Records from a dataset

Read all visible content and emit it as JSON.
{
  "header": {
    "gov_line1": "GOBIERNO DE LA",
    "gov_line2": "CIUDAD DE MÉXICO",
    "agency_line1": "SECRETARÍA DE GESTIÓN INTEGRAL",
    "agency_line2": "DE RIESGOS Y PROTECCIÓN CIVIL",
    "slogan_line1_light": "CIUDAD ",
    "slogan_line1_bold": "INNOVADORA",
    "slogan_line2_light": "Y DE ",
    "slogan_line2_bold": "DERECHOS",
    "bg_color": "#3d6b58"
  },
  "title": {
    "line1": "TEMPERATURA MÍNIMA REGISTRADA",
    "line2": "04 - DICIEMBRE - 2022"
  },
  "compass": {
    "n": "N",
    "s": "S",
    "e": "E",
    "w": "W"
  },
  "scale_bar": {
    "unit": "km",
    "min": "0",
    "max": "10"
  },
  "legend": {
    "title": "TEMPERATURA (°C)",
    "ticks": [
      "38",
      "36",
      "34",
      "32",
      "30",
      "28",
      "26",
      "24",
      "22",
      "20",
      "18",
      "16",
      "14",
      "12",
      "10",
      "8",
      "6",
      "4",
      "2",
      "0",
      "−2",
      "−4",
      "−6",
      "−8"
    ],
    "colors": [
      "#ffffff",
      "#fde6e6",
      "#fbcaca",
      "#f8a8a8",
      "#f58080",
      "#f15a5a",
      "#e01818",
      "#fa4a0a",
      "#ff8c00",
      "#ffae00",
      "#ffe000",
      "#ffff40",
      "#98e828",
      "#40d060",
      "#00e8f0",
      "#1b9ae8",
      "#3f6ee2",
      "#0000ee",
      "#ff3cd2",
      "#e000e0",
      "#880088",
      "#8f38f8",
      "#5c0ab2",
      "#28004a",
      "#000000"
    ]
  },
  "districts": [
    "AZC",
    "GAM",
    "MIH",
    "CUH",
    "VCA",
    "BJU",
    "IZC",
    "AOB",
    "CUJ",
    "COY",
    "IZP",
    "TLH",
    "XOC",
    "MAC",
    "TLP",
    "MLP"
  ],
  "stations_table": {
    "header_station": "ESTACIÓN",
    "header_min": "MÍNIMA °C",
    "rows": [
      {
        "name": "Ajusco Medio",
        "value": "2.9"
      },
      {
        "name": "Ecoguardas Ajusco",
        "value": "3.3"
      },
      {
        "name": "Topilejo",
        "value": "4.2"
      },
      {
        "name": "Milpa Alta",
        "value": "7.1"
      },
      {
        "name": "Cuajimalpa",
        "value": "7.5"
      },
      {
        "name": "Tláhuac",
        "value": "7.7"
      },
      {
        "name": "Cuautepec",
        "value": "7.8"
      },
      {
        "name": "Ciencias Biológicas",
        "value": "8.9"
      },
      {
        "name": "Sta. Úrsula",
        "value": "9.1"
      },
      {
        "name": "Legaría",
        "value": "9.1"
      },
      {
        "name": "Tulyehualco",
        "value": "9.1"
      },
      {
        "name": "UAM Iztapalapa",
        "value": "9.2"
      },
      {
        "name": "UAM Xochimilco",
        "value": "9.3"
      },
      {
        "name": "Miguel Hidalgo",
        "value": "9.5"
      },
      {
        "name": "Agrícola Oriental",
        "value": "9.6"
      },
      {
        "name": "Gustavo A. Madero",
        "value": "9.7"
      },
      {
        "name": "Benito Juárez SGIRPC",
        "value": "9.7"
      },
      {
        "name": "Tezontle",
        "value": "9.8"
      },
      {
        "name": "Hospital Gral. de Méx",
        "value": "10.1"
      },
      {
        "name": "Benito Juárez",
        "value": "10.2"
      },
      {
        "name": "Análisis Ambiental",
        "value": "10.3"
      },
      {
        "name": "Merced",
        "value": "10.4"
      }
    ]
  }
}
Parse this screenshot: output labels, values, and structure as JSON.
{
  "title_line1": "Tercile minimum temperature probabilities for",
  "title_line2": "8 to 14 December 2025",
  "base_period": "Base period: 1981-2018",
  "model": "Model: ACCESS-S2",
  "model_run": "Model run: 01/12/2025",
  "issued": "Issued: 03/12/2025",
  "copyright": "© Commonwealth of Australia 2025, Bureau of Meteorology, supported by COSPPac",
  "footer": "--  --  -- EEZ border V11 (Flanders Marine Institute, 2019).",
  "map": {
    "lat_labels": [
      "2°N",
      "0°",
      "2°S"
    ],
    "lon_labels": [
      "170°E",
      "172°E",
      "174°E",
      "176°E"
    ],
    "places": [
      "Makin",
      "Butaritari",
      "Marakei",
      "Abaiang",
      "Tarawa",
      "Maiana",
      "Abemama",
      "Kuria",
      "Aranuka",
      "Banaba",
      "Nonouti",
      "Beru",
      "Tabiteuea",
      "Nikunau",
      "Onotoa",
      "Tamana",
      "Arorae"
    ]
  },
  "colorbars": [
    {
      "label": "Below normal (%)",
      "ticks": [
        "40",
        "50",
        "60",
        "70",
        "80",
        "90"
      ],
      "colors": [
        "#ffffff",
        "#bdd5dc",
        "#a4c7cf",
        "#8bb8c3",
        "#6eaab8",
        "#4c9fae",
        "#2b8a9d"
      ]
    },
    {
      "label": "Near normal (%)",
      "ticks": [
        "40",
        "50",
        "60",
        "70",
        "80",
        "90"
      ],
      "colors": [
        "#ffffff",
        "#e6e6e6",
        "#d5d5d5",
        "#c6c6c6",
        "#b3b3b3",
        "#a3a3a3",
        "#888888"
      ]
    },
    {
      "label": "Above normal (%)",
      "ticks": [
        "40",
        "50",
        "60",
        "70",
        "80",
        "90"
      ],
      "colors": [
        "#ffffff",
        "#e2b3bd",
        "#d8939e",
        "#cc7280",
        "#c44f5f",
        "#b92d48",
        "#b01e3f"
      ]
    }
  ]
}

## PROMPT
Reproduce all of the records exactly.

## THE RESPONSE
Read all visible content and emit it as JSON.
{
  "header": {
    "gov_line1": "GOBIERNO DE LA",
    "gov_line2": "CIUDAD DE MÉXICO",
    "agency_line1": "SECRETARÍA DE GESTIÓN INTEGRAL",
    "agency_line2": "DE RIESGOS Y PROTECCIÓN CIVIL",
    "slogan_line1_light": "CIUDAD ",
    "slogan_line1_bold": "INNOVADORA",
    "slogan_line2_light": "Y DE ",
    "slogan_line2_bold": "DERECHOS",
    "bg_color": "#3d6b58"
  },
  "title": {
    "line1": "TEMPERATURA MÍNIMA REGISTRADA",
    "line2": "04 - DICIEMBRE - 2022"
  },
  "compass": {
    "n": "N",
    "s": "S",
    "e": "E",
    "w": "W"
  },
  "scale_bar": {
    "unit": "km",
    "min": "0",
    "max": "10"
  },
  "legend": {
    "title": "TEMPERATURA (°C)",
    "ticks": [
      "38",
      "36",
      "34",
      "32",
      "30",
      "28",
      "26",
      "24",
      "22",
      "20",
      "18",
      "16",
      "14",
      "12",
      "10",
      "8",
      "6",
      "4",
      "2",
      "0",
      "−2",
      "−4",
      "−6",
      "−8"
    ],
    "colors": [
      "#ffffff",
      "#fde6e6",
      "#fbcaca",
      "#f8a8a8",
      "#f58080",
      "#f15a5a",
      "#e01818",
      "#fa4a0a",
      "#ff8c00",
      "#ffae00",
      "#ffe000",
      "#ffff40",
      "#98e828",
      "#40d060",
      "#00e8f0",
      "#1b9ae8",
      "#3f6ee2",
      "#0000ee",
      "#ff3cd2",
      "#e000e0",
      "#880088",
      "#8f38f8",
      "#5c0ab2",
      "#28004a",
      "#000000"
    ]
  },
  "districts": [
    "AZC",
    "GAM",
    "MIH",
    "CUH",
    "VCA",
    "BJU",
    "IZC",
    "AOB",
    "CUJ",
    "COY",
    "IZP",
    "TLH",
    "XOC",
    "MAC",
    "TLP",
    "MLP"
  ],
  "stations_table": {
    "header_station": "ESTACIÓN",
    "header_min": "MÍNIMA °C",
    "rows": [
      {
        "name": "Ajusco Medio",
        "value": "2.9"
      },
      {
        "name": "Ecoguardas Ajusco",
        "value": "3.3"
      },
      {
        "name": "Topilejo",
        "value": "4.2"
      },
      {
        "name": "Milpa Alta",
        "value": "7.1"
      },
      {
        "name": "Cuajimalpa",
        "value": "7.5"
      },
      {
        "name": "Tláhuac",
        "value": "7.7"
      },
      {
        "name": "Cuautepec",
        "value": "7.8"
      },
      {
        "name": "Ciencias Biológicas",
        "value": "8.9"
      },
      {
        "name": "Sta. Úrsula",
        "value": "9.1"
      },
      {
        "name": "Legaría",
        "value": "9.1"
      },
      {
        "name": "Tulyehualco",
        "value": "9.1"
      },
      {
        "name": "UAM Iztapalapa",
        "value": "9.2"
      },
      {
        "name": "UAM Xochimilco",
        "value": "9.3"
      },
      {
        "name": "Miguel Hidalgo",
        "value": "9.5"
      },
      {
        "name": "Agrícola Oriental",
        "value": "9.6"
      },
      {
        "name": "Gustavo A. Madero",
        "value": "9.7"
      },
      {
        "name": "Benito Juárez SGIRPC",
        "value": "9.7"
      },
      {
        "name": "Tezontle",
        "value": "9.8"
      },
      {
        "name": "Hospital Gral. de Méx",
        "value": "10.1"
      },
      {
        "name": "Benito Juárez",
        "value": "10.2"
      },
      {
        "name": "Análisis Ambiental",
        "value": "10.3"
      },
      {
        "name": "Merced",
        "value": "10.4"
      }
    ]
  }
}
Parse this screenshot: output labels, values, and structure as JSON.
{
  "title_line1": "Tercile minimum temperature probabilities for",
  "title_line2": "8 to 14 December 2025",
  "base_period": "Base period: 1981-2018",
  "model": "Model: ACCESS-S2",
  "model_run": "Model run: 01/12/2025",
  "issued": "Issued: 03/12/2025",
  "copyright": "© Commonwealth of Australia 2025, Bureau of Meteorology, supported by COSPPac",
  "footer": "--  --  -- EEZ border V11 (Flanders Marine Institute, 2019).",
  "map": {
    "lat_labels": [
      "2°N",
      "0°",
      "2°S"
    ],
    "lon_labels": [
      "170°E",
      "172°E",
      "174°E",
      "176°E"
    ],
    "places": [
      "Makin",
      "Butaritari",
      "Marakei",
      "Abaiang",
      "Tarawa",
      "Maiana",
      "Abemama",
      "Kuria",
      "Aranuka",
      "Banaba",
      "Nonouti",
      "Beru",
      "Tabiteuea",
      "Nikunau",
      "Onotoa",
      "Tamana",
      "Arorae"
    ]
  },
  "colorbars": [
    {
      "label": "Below normal (%)",
      "ticks": [
        "40",
        "50",
        "60",
        "70",
        "80",
        "90"
      ],
      "colors": [
        "#ffffff",
        "#bdd5dc",
        "#a4c7cf",
        "#8bb8c3",
        "#6eaab8",
        "#4c9fae",
        "#2b8a9d"
      ]
    },
    {
      "label": "Near normal (%)",
      "ticks": [
        "40",
        "50",
        "60",
        "70",
        "80",
        "90"
      ],
      "colors": [
        "#ffffff",
        "#e6e6e6",
        "#d5d5d5",
        "#c6c6c6",
        "#b3b3b3",
        "#a3a3a3",
        "#888888"
      ]
    },
    {
      "label": "Above normal (%)",
      "ticks": [
        "40",
        "50",
        "60",
        "70",
        "80",
        "90"
      ],
      "colors": [
        "#ffffff",
        "#e2b3bd",
        "#d8939e",
        "#cc7280",
        "#c44f5f",
        "#b92d48",
        "#b01e3f"
      ]
    }
  ]
}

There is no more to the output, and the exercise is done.